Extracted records
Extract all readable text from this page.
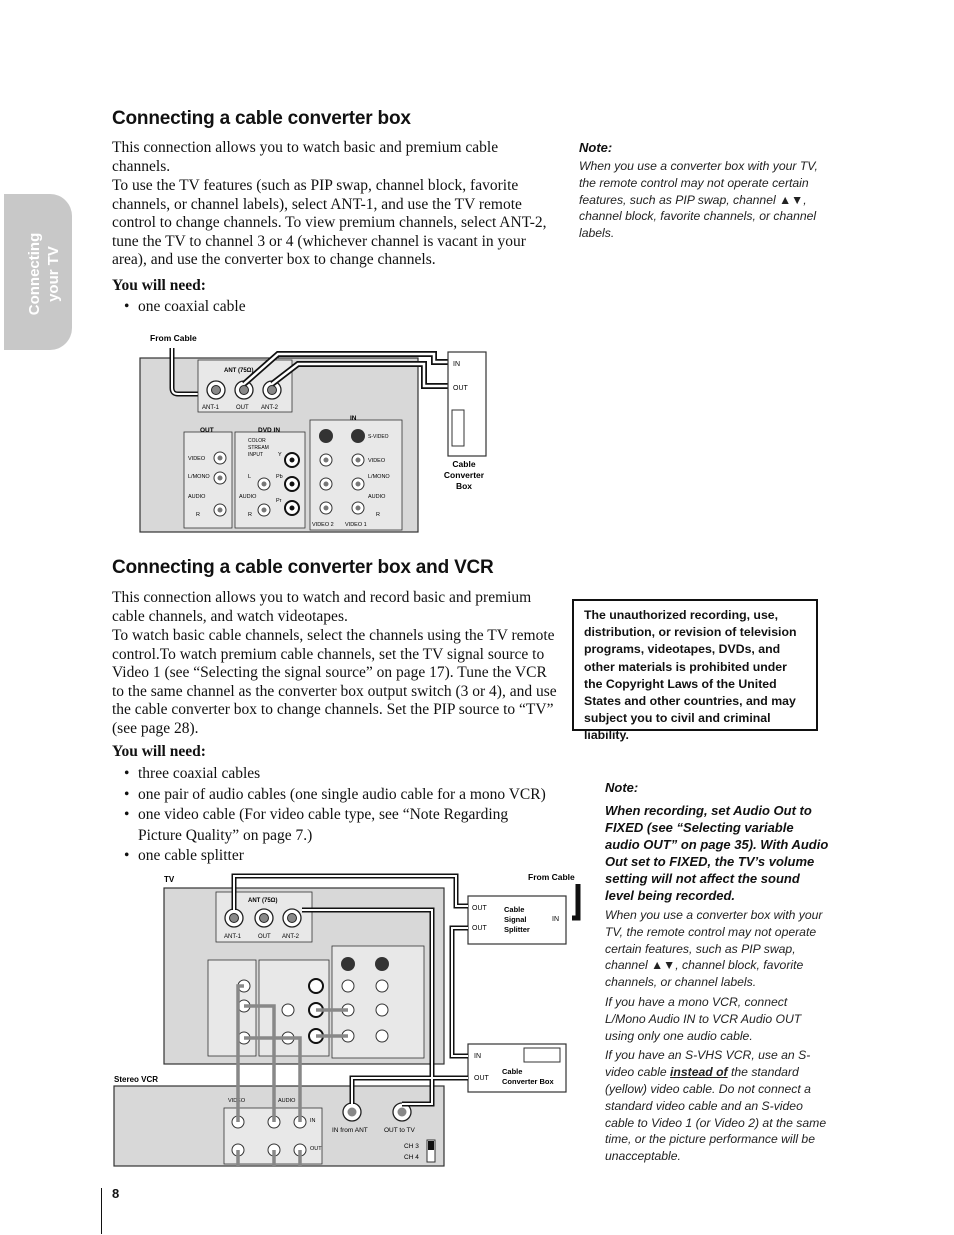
Connecting your TV
Connecting a cable converter box

This connection allows you to watch basic and premium cable channels.

To use the TV features (such as PIP swap, channel block, favorite channels, or channel labels), select ANT-1, and use the TV remote control to change channels. To view premium channels, select ANT-2, tune the TV to channel 3 or 4 (whichever channel is vacant in your area), and use the converter box to change channels.

You will need:
• one coaxial cable
Note:
When you use a converter box with your TV, the remote control may not operate certain features, such as PIP swap, channel ▲▼, channel block, favorite channels, or channel labels.
From Cable
ANT (75Ω)
ANT-1	OUT ANT-2
OUT
VIDEO
L/MONO
AUDIO
R
DVD IN
COLOR
STREAM
INPUT	Y
L	Pb
AUDIO
R
Pr
IN
S-VIDEO
VIDEO
L/MONO
AUDIO
R
VIDEO 2 VIDEO 1
IN
OUT
Cable
Converter
Box
Connecting a cable converter box and VCR

This connection allows you to watch and record basic and premium cable channels, and watch videotapes.

To watch basic cable channels, select the channels using the TV remote control.To watch premium cable channels, set the TV signal source to Video 1 (see “Selecting the signal source” on page 17). Tune the VCR to the same channel as the converter box output switch (3 or 4), and use the cable converter box to change channels. Set the PIP source to “TV” (see page 28).

You will need:
• three coaxial cables
• one pair of audio cables (one single audio cable for a mono VCR)
• one video cable (For video cable type, see “Note Regarding Picture Quality” on page 7.)
• one cable splitter
The unauthorized recording, use, distribution, or revision of television programs, videotapes, DVDs, and other materials is prohibited under the Copyright Laws of the United States and other countries, and may subject you to civil and criminal liability.
Note:
When recording, set Audio Out to FIXED (see “Selecting variable audio OUT” on page 35). With Audio Out set to FIXED, the TV’s volume setting will not affect the sound level being recorded.
When you use a converter box with your TV, the remote control may not operate certain features, such as PIP swap, channel ▲▼, channel block, favorite channels, or channel labels.
If you have a mono VCR, connect L/Mono Audio IN to VCR Audio OUT using only one audio cable.
If you have an S-VHS VCR, use an S-video cable instead of the standard (yellow) video cable. Do not connect a standard video cable and an S-video cable to Video 1 (or Video 2) at the same time, or the picture performance will be unacceptable.
TV	From Cable
ANT (75Ω)
ANT-1	OUT ANT-2
Stereo VCR
VIDEO	AUDIO
IN
OUT
IN from ANT OUT to TV
CH 3
CH 4
OUT
OUT
IN
Cable
Signal
Splitter
IN
OUT
Cable
Converter Box
8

Directive: Return each line that includes "cables".

Solution to the exercise:
• three coaxial cables
• one pair of audio cables (one single audio cable for a mono VCR)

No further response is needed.